_GIVEN INSTRUCTION:_
Every entry that follows needs to be repeated exactly.

* Begin *

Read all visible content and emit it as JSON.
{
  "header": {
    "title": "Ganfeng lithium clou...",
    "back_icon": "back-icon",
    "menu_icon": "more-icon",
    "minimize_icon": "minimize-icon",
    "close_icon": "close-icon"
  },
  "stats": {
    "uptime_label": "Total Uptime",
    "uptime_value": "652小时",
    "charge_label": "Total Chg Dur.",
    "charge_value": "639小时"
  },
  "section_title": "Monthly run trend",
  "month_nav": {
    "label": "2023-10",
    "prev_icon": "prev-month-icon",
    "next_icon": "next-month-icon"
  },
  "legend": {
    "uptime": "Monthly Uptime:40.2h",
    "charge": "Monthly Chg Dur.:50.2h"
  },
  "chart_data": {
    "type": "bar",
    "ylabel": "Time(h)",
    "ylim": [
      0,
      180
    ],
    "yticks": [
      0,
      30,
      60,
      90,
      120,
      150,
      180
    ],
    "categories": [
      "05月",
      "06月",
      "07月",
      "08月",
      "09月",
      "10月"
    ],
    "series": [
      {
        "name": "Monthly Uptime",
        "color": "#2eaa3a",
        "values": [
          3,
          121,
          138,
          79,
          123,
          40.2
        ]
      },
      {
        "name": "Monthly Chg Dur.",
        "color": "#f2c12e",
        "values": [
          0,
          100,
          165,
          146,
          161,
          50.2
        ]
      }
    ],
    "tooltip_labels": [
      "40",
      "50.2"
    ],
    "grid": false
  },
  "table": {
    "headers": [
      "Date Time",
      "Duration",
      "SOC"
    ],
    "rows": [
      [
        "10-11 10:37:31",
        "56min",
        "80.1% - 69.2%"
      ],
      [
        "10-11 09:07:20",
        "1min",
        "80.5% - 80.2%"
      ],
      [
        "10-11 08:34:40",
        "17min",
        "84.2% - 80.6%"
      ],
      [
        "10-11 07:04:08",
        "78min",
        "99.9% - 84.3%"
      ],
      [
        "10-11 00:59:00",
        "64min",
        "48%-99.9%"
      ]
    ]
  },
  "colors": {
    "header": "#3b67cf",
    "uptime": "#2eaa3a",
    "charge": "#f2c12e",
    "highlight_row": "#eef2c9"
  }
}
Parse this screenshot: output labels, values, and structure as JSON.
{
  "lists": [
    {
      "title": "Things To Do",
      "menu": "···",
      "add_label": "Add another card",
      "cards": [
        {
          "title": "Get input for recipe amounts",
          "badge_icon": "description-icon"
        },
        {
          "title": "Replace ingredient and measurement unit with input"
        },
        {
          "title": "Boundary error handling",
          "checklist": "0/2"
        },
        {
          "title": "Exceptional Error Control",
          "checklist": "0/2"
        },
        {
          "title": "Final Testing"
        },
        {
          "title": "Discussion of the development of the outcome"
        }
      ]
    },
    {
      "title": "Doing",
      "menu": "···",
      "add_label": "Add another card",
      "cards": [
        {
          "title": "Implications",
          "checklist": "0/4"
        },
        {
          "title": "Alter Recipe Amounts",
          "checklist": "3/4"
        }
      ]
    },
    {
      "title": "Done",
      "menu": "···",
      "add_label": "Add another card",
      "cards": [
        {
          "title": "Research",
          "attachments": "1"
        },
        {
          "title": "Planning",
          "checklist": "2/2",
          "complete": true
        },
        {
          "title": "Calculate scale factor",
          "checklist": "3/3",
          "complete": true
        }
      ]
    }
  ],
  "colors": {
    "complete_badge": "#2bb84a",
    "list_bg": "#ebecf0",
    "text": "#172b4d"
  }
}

* End *

_REPLY TO THE TASK:_
Read all visible content and emit it as JSON.
{
  "header": {
    "title": "Ganfeng lithium clou...",
    "back_icon": "back-icon",
    "menu_icon": "more-icon",
    "minimize_icon": "minimize-icon",
    "close_icon": "close-icon"
  },
  "stats": {
    "uptime_label": "Total Uptime",
    "uptime_value": "652小时",
    "charge_label": "Total Chg Dur.",
    "charge_value": "639小时"
  },
  "section_title": "Monthly run trend",
  "month_nav": {
    "label": "2023-10",
    "prev_icon": "prev-month-icon",
    "next_icon": "next-month-icon"
  },
  "legend": {
    "uptime": "Monthly Uptime:40.2h",
    "charge": "Monthly Chg Dur.:50.2h"
  },
  "chart_data": {
    "type": "bar",
    "ylabel": "Time(h)",
    "ylim": [
      0,
      180
    ],
    "yticks": [
      0,
      30,
      60,
      90,
      120,
      150,
      180
    ],
    "categories": [
      "05月",
      "06月",
      "07月",
      "08月",
      "09月",
      "10月"
    ],
    "series": [
      {
        "name": "Monthly Uptime",
        "color": "#2eaa3a",
        "values": [
          3,
          121,
          138,
          79,
          123,
          40.2
        ]
      },
      {
        "name": "Monthly Chg Dur.",
        "color": "#f2c12e",
        "values": [
          0,
          100,
          165,
          146,
          161,
          50.2
        ]
      }
    ],
    "tooltip_labels": [
      "40",
      "50.2"
    ],
    "grid": false
  },
  "table": {
    "headers": [
      "Date Time",
      "Duration",
      "SOC"
    ],
    "rows": [
      [
        "10-11 10:37:31",
        "56min",
        "80.1% - 69.2%"
      ],
      [
        "10-11 09:07:20",
        "1min",
        "80.5% - 80.2%"
      ],
      [
        "10-11 08:34:40",
        "17min",
        "84.2% - 80.6%"
      ],
      [
        "10-11 07:04:08",
        "78min",
        "99.9% - 84.3%"
      ],
      [
        "10-11 00:59:00",
        "64min",
        "48%-99.9%"
      ]
    ]
  },
  "colors": {
    "header": "#3b67cf",
    "uptime": "#2eaa3a",
    "charge": "#f2c12e",
    "highlight_row": "#eef2c9"
  }
}
Parse this screenshot: output labels, values, and structure as JSON.
{
  "lists": [
    {
      "title": "Things To Do",
      "menu": "···",
      "add_label": "Add another card",
      "cards": [
        {
          "title": "Get input for recipe amounts",
          "badge_icon": "description-icon"
        },
        {
          "title": "Replace ingredient and measurement unit with input"
        },
        {
          "title": "Boundary error handling",
          "checklist": "0/2"
        },
        {
          "title": "Exceptional Error Control",
          "checklist": "0/2"
        },
        {
          "title": "Final Testing"
        },
        {
          "title": "Discussion of the development of the outcome"
        }
      ]
    },
    {
      "title": "Doing",
      "menu": "···",
      "add_label": "Add another card",
      "cards": [
        {
          "title": "Implications",
          "checklist": "0/4"
        },
        {
          "title": "Alter Recipe Amounts",
          "checklist": "3/4"
        }
      ]
    },
    {
      "title": "Done",
      "menu": "···",
      "add_label": "Add another card",
      "cards": [
        {
          "title": "Research",
          "attachments": "1"
        },
        {
          "title": "Planning",
          "checklist": "2/2",
          "complete": true
        },
        {
          "title": "Calculate scale factor",
          "checklist": "3/3",
          "complete": true
        }
      ]
    }
  ],
  "colors": {
    "complete_badge": "#2bb84a",
    "list_bg": "#ebecf0",
    "text": "#172b4d"
  }
}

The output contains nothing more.